┌─ DATASET RECORDS

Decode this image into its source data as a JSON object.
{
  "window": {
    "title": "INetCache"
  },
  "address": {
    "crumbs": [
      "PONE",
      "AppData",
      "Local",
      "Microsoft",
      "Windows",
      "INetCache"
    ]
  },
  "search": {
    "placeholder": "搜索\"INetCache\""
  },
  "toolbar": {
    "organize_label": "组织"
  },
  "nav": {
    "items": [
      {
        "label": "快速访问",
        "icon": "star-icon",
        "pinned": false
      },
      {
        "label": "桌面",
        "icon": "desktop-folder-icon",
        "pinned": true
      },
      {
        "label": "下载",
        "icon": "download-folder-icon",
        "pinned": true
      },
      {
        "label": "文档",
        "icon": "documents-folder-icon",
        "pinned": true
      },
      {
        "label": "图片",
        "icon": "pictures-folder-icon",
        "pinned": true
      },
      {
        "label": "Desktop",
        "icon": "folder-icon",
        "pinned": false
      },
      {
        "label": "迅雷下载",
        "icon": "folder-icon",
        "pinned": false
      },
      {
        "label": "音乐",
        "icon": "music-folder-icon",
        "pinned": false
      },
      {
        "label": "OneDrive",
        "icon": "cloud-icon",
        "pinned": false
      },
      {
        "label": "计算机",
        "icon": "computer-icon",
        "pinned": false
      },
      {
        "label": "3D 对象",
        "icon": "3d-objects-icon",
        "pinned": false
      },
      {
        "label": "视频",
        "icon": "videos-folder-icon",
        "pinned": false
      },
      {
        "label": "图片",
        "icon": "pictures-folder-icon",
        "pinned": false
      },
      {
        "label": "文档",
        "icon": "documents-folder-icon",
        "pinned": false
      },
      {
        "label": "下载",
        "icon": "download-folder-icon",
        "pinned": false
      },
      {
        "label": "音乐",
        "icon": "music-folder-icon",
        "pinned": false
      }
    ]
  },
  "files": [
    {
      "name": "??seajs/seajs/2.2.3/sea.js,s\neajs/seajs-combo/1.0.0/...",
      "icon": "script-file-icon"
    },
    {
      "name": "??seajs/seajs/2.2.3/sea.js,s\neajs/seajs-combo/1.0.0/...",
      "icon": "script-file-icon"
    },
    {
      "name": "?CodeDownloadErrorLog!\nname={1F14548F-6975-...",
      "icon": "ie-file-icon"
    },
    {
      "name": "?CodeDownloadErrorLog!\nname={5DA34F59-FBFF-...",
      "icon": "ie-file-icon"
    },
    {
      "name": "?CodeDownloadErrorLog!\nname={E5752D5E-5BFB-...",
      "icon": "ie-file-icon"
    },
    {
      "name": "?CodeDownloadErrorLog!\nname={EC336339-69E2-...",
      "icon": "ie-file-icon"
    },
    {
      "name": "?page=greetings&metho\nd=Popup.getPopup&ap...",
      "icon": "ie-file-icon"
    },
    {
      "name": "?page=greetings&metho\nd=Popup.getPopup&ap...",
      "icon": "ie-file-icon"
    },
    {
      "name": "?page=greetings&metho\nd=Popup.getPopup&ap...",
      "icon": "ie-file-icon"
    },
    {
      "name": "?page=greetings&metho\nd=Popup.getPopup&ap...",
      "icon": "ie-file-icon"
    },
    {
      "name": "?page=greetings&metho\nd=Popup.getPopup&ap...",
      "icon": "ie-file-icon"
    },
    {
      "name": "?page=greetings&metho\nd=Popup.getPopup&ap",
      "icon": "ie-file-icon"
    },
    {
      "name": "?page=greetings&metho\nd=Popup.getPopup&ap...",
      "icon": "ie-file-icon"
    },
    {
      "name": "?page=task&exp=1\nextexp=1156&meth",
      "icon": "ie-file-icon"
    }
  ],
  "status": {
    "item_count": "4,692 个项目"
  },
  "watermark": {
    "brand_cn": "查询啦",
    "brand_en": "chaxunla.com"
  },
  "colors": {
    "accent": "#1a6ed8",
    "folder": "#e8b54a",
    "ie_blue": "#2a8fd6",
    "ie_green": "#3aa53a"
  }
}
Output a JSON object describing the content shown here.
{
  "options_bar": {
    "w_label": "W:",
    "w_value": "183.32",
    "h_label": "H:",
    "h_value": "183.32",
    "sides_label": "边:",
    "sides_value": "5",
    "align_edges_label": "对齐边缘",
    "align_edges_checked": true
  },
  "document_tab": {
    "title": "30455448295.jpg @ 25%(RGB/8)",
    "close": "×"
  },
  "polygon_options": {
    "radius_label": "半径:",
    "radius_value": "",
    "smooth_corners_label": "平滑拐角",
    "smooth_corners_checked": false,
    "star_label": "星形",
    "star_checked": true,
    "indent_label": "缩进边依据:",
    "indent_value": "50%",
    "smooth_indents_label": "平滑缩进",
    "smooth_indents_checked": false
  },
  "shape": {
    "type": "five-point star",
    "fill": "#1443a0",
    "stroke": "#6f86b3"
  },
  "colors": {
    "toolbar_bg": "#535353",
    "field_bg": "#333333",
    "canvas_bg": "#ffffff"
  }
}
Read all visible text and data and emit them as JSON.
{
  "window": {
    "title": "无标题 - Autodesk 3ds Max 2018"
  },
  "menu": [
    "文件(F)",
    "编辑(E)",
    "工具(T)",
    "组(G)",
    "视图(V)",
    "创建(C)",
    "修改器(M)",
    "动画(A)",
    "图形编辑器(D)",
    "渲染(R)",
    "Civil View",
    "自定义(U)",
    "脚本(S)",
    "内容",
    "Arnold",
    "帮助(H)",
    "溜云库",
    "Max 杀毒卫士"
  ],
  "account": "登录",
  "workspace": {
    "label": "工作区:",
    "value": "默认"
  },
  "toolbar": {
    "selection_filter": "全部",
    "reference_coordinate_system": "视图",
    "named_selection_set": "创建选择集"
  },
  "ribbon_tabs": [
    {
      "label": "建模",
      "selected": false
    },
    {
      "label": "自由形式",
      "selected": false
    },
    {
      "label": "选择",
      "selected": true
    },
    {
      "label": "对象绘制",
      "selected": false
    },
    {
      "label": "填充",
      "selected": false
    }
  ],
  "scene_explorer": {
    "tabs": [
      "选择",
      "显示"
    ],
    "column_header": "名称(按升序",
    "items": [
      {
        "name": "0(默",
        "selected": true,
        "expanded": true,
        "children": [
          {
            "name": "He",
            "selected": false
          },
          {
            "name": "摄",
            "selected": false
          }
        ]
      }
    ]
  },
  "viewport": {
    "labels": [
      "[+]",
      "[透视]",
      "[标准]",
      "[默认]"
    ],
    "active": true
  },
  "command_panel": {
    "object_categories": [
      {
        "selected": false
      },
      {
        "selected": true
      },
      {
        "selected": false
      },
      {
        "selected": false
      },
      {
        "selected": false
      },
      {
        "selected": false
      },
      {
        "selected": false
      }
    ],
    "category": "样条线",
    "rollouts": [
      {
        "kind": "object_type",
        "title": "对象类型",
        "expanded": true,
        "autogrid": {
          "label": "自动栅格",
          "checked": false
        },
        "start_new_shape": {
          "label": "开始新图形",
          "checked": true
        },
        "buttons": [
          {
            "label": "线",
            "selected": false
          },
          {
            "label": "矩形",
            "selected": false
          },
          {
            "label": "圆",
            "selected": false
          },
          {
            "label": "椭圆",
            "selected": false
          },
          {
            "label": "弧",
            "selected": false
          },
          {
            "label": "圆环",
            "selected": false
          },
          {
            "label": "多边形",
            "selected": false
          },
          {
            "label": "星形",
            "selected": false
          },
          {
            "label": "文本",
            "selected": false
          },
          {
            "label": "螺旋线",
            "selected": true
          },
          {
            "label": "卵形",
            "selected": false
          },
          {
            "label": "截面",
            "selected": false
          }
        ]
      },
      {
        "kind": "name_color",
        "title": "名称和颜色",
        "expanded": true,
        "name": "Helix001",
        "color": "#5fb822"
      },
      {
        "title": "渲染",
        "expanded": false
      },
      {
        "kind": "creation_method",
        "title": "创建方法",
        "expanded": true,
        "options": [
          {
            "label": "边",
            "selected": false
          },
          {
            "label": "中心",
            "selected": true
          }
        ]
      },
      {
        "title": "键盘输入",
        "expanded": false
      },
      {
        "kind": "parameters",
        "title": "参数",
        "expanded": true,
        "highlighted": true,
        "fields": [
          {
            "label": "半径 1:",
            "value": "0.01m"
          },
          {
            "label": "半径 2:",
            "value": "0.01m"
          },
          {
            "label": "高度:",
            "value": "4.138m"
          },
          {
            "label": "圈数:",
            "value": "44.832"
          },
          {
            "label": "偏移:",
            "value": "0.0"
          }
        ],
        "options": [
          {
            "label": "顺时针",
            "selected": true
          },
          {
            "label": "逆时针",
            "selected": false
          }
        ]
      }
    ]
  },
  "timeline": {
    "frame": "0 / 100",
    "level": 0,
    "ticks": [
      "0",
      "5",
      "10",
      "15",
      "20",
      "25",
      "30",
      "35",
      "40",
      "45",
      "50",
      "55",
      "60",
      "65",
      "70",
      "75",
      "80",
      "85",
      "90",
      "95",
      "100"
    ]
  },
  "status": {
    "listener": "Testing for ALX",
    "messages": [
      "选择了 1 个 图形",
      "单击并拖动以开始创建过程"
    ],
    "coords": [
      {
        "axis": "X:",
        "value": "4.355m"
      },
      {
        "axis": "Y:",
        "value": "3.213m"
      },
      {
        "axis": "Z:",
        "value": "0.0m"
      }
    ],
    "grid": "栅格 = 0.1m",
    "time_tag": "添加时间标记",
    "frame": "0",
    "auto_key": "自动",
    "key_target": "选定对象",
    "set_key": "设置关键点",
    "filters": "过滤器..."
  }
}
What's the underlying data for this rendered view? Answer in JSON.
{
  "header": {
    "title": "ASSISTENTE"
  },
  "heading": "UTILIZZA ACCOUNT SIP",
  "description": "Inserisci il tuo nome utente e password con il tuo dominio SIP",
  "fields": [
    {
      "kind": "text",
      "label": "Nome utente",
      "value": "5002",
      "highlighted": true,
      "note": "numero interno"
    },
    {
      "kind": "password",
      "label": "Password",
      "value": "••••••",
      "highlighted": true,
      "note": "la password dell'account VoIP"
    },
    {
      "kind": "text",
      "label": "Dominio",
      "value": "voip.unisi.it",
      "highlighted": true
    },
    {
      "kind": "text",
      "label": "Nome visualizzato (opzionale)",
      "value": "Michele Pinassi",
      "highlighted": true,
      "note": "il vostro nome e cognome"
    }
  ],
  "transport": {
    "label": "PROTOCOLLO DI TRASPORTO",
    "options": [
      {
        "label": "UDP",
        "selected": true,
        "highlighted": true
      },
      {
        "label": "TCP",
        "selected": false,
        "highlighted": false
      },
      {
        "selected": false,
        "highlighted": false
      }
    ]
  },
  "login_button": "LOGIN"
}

└─

▶ **WHAT IS NEEDED**:
Locate "What's the underlying" in the data above. Then repeat, exactly, its line and each line after it through the last, adding nothing.

▶ **SOLUTION TO THIS PROBLEM**:
What's the underlying data for this rendered view? Answer in JSON.
{
  "header": {
    "title": "ASSISTENTE"
  },
  "heading": "UTILIZZA ACCOUNT SIP",
  "description": "Inserisci il tuo nome utente e password con il tuo dominio SIP",
  "fields": [
    {
      "kind": "text",
      "label": "Nome utente",
      "value": "5002",
      "highlighted": true,
      "note": "numero interno"
    },
    {
      "kind": "password",
      "label": "Password",
      "value": "••••••",
      "highlighted": true,
      "note": "la password dell'account VoIP"
    },
    {
      "kind": "text",
      "label": "Dominio",
      "value": "voip.unisi.it",
      "highlighted": true
    },
    {
      "kind": "text",
      "label": "Nome visualizzato (opzionale)",
      "value": "Michele Pinassi",
      "highlighted": true,
      "note": "il vostro nome e cognome"
    }
  ],
  "transport": {
    "label": "PROTOCOLLO DI TRASPORTO",
    "options": [
      {
        "label": "UDP",
        "selected": true,
        "highlighted": true
      },
      {
        "label": "TCP",
        "selected": false,
        "highlighted": false
      },
      {
        "selected": false,
        "highlighted": false
      }
    ]
  },
  "login_button": "LOGIN"
}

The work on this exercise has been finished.